Omit all pictures and give the records below again exactly as written.
┌────────
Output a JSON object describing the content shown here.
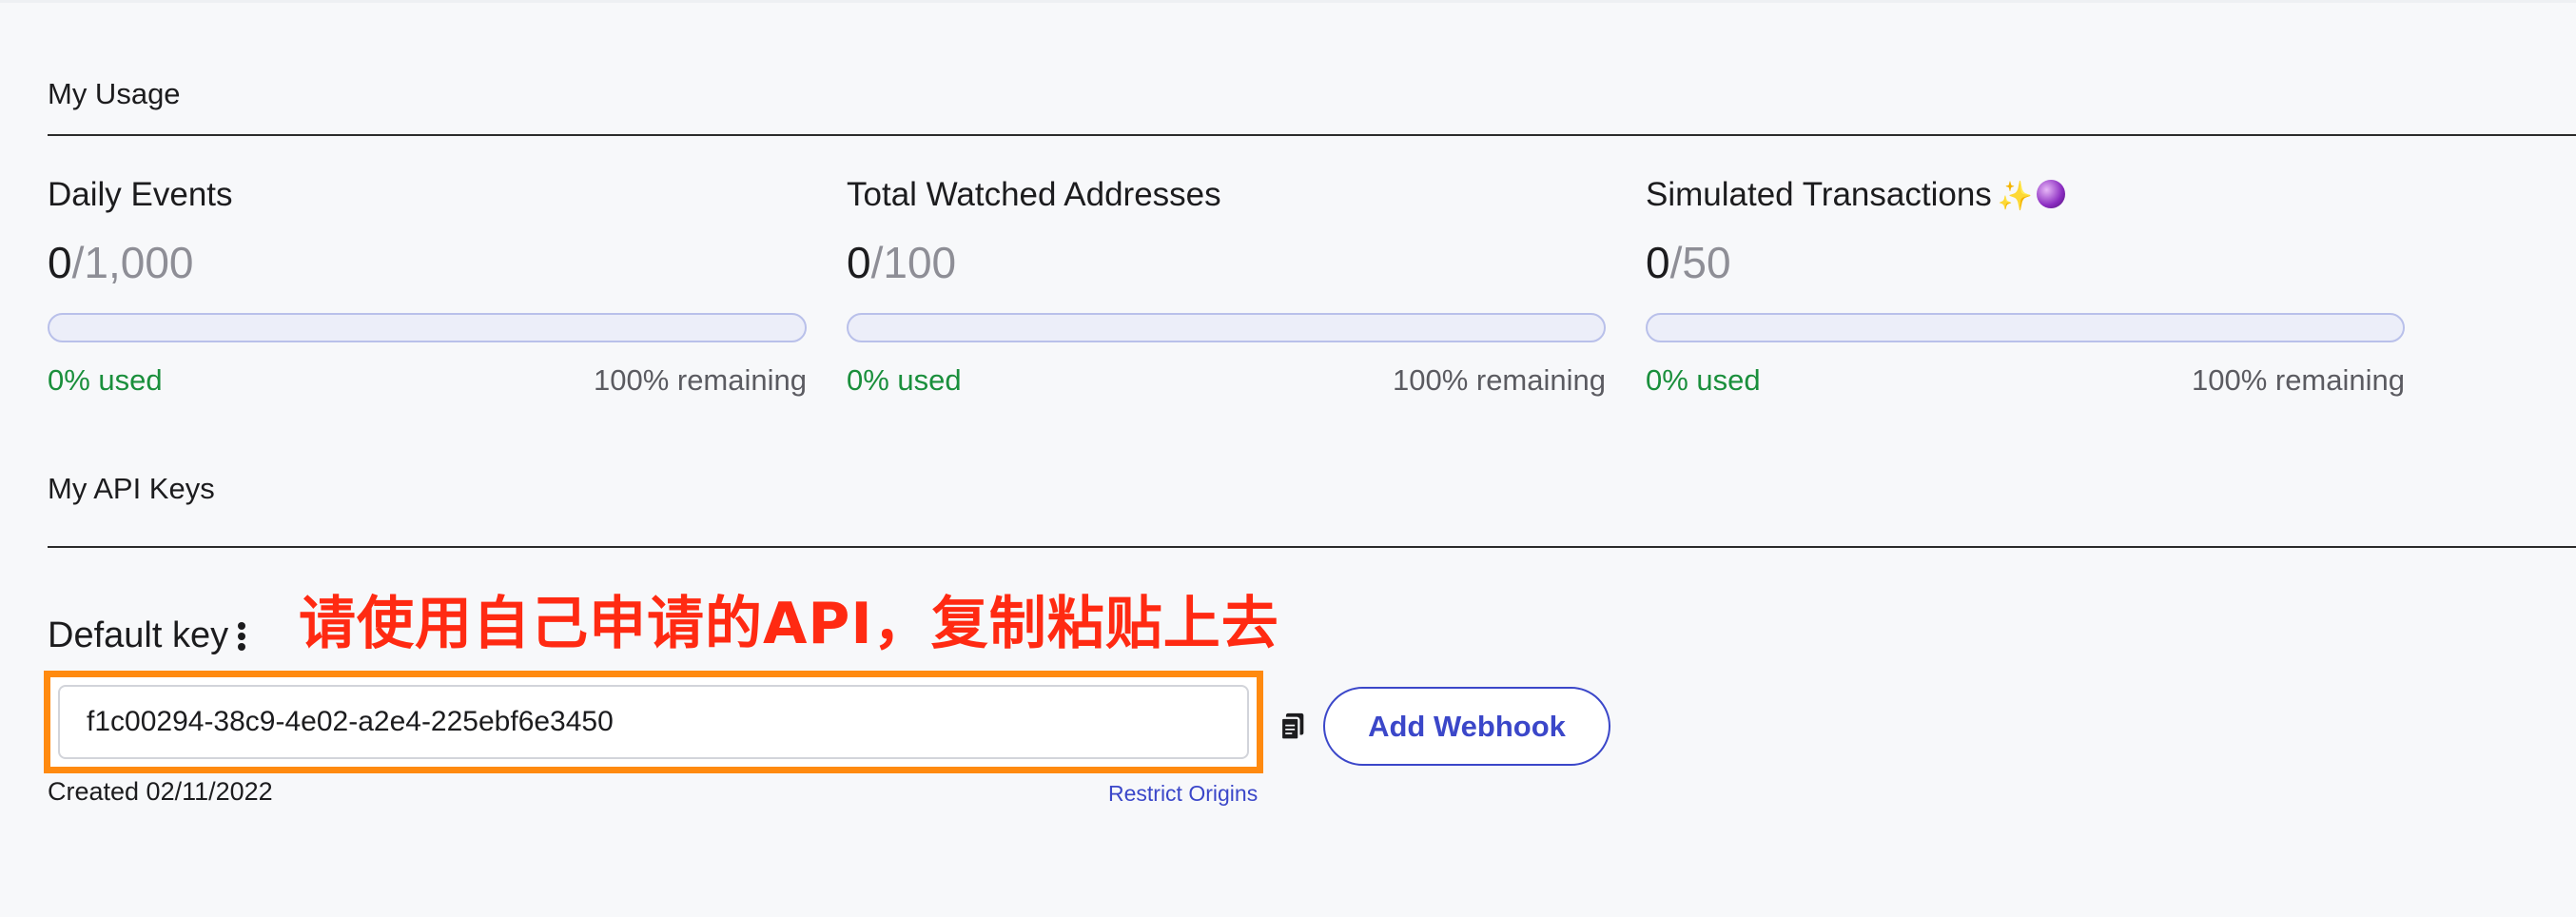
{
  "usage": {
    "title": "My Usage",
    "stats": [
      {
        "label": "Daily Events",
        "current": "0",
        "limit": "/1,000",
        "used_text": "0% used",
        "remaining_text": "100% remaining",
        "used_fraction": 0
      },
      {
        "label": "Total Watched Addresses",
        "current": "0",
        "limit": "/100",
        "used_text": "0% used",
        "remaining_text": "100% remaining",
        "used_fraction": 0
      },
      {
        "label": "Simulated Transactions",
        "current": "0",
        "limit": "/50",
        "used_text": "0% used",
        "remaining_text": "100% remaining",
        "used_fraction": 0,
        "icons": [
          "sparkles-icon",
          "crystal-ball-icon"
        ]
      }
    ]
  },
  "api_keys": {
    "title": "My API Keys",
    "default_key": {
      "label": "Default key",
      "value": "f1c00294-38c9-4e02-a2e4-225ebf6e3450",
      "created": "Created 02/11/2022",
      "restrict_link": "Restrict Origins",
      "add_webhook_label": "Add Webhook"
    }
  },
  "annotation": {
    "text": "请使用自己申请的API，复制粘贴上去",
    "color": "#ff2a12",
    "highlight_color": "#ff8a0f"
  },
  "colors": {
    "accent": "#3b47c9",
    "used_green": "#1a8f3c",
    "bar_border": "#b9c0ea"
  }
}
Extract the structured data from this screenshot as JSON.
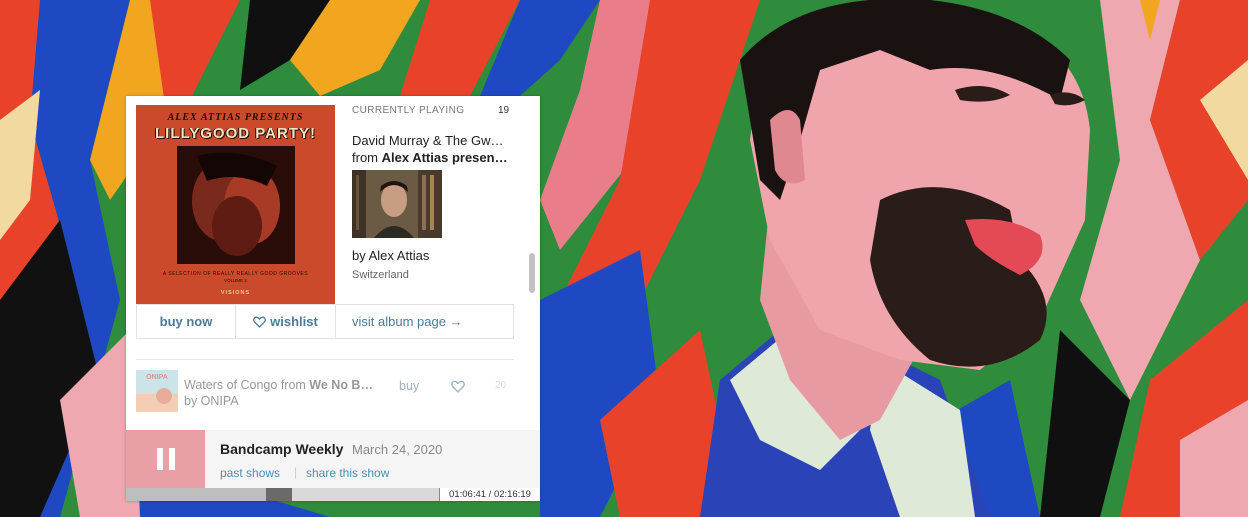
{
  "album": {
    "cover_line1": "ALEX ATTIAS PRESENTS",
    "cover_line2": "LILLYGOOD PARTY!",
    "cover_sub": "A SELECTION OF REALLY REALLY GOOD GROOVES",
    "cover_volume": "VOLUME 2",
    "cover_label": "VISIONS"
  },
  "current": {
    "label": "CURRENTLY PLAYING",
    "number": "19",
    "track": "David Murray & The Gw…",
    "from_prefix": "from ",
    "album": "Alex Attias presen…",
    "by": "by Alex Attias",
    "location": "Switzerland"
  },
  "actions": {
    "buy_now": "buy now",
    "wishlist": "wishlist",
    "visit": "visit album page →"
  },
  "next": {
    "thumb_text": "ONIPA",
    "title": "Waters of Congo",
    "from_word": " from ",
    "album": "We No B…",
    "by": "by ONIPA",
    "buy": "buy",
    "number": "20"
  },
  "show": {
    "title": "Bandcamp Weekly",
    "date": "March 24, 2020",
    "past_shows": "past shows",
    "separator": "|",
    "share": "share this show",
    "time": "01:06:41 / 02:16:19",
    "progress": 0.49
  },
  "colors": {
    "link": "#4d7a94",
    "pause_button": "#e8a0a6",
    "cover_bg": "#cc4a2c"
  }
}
└────────
Expected answer
Output a JSON object describing the content shown here.
{
  "usage": {
    "title": "My Usage",
    "stats": [
      {
        "label": "Daily Events",
        "current": "0",
        "limit": "/1,000",
        "used_text": "0% used",
        "remaining_text": "100% remaining",
        "used_fraction": 0
      },
      {
        "label": "Total Watched Addresses",
        "current": "0",
        "limit": "/100",
        "used_text": "0% used",
        "remaining_text": "100% remaining",
        "used_fraction": 0
      },
      {
        "label": "Simulated Transactions",
        "current": "0",
        "limit": "/50",
        "used_text": "0% used",
        "remaining_text": "100% remaining",
        "used_fraction": 0,
        "icons": [
          "sparkles-icon",
          "crystal-ball-icon"
        ]
      }
    ]
  },
  "api_keys": {
    "title": "My API Keys",
    "default_key": {
      "label": "Default key",
      "value": "f1c00294-38c9-4e02-a2e4-225ebf6e3450",
      "created": "Created 02/11/2022",
      "restrict_link": "Restrict Origins",
      "add_webhook_label": "Add Webhook"
    }
  },
  "annotation": {
    "text": "请使用自己申请的API，复制粘贴上去",
    "color": "#ff2a12",
    "highlight_color": "#ff8a0f"
  },
  "colors": {
    "accent": "#3b47c9",
    "used_green": "#1a8f3c",
    "bar_border": "#b9c0ea"
  }
}
Extract the structured data from this screenshot as JSON.
{
  "album": {
    "cover_line1": "ALEX ATTIAS PRESENTS",
    "cover_line2": "LILLYGOOD PARTY!",
    "cover_sub": "A SELECTION OF REALLY REALLY GOOD GROOVES",
    "cover_volume": "VOLUME 2",
    "cover_label": "VISIONS"
  },
  "current": {
    "label": "CURRENTLY PLAYING",
    "number": "19",
    "track": "David Murray & The Gw…",
    "from_prefix": "from ",
    "album": "Alex Attias presen…",
    "by": "by Alex Attias",
    "location": "Switzerland"
  },
  "actions": {
    "buy_now": "buy now",
    "wishlist": "wishlist",
    "visit": "visit album page →"
  },
  "next": {
    "thumb_text": "ONIPA",
    "title": "Waters of Congo",
    "from_word": " from ",
    "album": "We No B…",
    "by": "by ONIPA",
    "buy": "buy",
    "number": "20"
  },
  "show": {
    "title": "Bandcamp Weekly",
    "date": "March 24, 2020",
    "past_shows": "past shows",
    "separator": "|",
    "share": "share this show",
    "time": "01:06:41 / 02:16:19",
    "progress": 0.49
  },
  "colors": {
    "link": "#4d7a94",
    "pause_button": "#e8a0a6",
    "cover_bg": "#cc4a2c"
  }
}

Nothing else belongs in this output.